= Johann Friedrich Agricola =

German composer, organist, singer, pedagogue, and writer

Johann Friedrich Agricola (4 January 1720 – 2 December 1774) was a German composer, organist, singer, pedagogue, and writer on music. He sometimes wrote under the pseudonym Flavio Anicio Olibrio.

==Biography==
Agricola was born in Dobitschen, Thuringia.

===Leipzig===
While a student of law at Leipzig (1738–41) he studied music under Johann Sebastian Bach.

===Berlin===
In 1741 Agricola went to Berlin, where he studied musical composition under Johann Joachim Quantz. He was soon generally recognized as one of the most skillful organists of his time. The success of his comic opera, Il filosofo convinto in amore, performed at Potsdam in 1750, led to an appointment as court composer to Frederick the Great. In 1759, on the death of Carl Heinrich Graun, he was appointed conductor of the royal orchestra. He married the noted court operatic soprano Benedetta Emilia Molteni, despite the king's prohibition of court employees marrying each other. Because of this trespass, the king reduced Molteni's and Agricola's combined salaries to a single annual salary of 1,000 Thalers (Agricola's annual salary alone had been 1,500 Thalers). Agricola died in Berlin at age 54.

### Entries:
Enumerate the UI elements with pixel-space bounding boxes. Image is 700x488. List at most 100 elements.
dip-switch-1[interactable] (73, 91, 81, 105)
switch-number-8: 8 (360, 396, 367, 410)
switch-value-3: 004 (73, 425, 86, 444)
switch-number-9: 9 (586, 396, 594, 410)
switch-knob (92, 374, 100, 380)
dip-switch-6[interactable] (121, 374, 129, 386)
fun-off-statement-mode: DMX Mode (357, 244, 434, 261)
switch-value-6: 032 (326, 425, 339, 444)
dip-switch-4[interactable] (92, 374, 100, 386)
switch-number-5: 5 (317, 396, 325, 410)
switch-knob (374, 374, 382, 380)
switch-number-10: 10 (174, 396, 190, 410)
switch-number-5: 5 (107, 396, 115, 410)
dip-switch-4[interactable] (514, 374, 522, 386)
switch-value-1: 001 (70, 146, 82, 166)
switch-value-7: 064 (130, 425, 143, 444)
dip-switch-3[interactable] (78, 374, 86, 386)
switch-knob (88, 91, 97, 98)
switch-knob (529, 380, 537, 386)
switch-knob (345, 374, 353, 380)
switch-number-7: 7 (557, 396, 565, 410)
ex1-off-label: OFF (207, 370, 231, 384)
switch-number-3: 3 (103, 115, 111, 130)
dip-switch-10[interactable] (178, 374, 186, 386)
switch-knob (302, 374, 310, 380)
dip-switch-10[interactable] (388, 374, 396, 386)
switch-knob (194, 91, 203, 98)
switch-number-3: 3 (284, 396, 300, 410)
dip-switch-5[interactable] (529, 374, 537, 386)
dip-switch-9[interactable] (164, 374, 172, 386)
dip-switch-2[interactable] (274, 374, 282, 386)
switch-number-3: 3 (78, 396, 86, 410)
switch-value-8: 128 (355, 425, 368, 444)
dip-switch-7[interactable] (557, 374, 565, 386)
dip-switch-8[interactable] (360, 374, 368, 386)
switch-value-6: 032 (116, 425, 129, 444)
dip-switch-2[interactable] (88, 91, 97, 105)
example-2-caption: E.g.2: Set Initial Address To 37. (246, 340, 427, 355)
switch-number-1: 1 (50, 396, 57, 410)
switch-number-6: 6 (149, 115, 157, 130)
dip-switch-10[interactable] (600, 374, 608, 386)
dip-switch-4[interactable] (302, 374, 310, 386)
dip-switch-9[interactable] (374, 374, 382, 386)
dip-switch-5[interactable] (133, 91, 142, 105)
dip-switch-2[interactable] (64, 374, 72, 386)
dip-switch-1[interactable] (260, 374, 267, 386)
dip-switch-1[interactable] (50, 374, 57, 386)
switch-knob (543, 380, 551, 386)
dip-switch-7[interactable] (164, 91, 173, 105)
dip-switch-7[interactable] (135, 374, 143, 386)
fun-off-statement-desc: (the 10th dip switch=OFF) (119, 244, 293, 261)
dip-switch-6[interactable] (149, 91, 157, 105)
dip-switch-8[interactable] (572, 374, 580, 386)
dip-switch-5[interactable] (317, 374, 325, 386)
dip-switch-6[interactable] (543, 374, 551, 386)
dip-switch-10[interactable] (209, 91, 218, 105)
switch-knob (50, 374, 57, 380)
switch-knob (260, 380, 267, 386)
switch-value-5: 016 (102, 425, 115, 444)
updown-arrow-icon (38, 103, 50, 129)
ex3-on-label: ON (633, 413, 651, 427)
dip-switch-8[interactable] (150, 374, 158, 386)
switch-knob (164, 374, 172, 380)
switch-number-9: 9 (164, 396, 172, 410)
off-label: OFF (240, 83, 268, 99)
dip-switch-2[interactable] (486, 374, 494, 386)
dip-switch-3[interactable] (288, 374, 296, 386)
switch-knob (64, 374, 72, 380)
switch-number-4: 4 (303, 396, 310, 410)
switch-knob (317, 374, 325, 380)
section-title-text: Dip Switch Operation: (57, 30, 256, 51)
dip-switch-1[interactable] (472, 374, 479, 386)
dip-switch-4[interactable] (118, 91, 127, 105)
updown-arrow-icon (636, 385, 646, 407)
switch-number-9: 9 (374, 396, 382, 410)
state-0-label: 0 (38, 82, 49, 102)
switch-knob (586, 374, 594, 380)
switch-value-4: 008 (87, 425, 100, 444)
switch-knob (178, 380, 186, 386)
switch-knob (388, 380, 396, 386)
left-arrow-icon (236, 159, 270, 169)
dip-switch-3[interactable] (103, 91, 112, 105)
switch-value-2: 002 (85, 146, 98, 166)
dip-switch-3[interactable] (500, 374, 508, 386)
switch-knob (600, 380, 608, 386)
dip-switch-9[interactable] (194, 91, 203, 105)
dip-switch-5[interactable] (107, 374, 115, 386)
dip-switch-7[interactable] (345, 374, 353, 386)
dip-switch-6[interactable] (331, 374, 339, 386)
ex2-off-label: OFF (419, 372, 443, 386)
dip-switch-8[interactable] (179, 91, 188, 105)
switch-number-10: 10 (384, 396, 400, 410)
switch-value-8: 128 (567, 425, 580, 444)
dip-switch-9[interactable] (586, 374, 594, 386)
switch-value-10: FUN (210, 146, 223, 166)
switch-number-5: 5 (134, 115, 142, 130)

### Problem set:
1. Quote the Agricola biography between "Johann Friedrich Agricola (4" and "Johann Sebastian Bach.", inclusive.
2. Name every person other than Agricola himself who is mentioned in the Agricola biography.
3. According to the Agricola biography, what had Agricola's annual salary alone been before the king reduced it?

### Solved problems:
1.
Johann Friedrich Agricola (4 January 1720 – 2 December 1774) was a German composer, organist, singer, pedagogue, and writer on music. He sometimes wrote under the pseudonym Flavio Anicio Olibrio.

==Biography==
Agricola was born in Dobitschen, Thuringia.

===Leipzig===
While a student of law at Leipzig (1738–41) he studied music under Johann Sebastian Bach.

2. Johann Sebastian Bach, Johann Joachim Quantz, Frederick the Great, Carl Heinrich Graun, Benedetta Emilia Molteni

3. 1,500 Thalers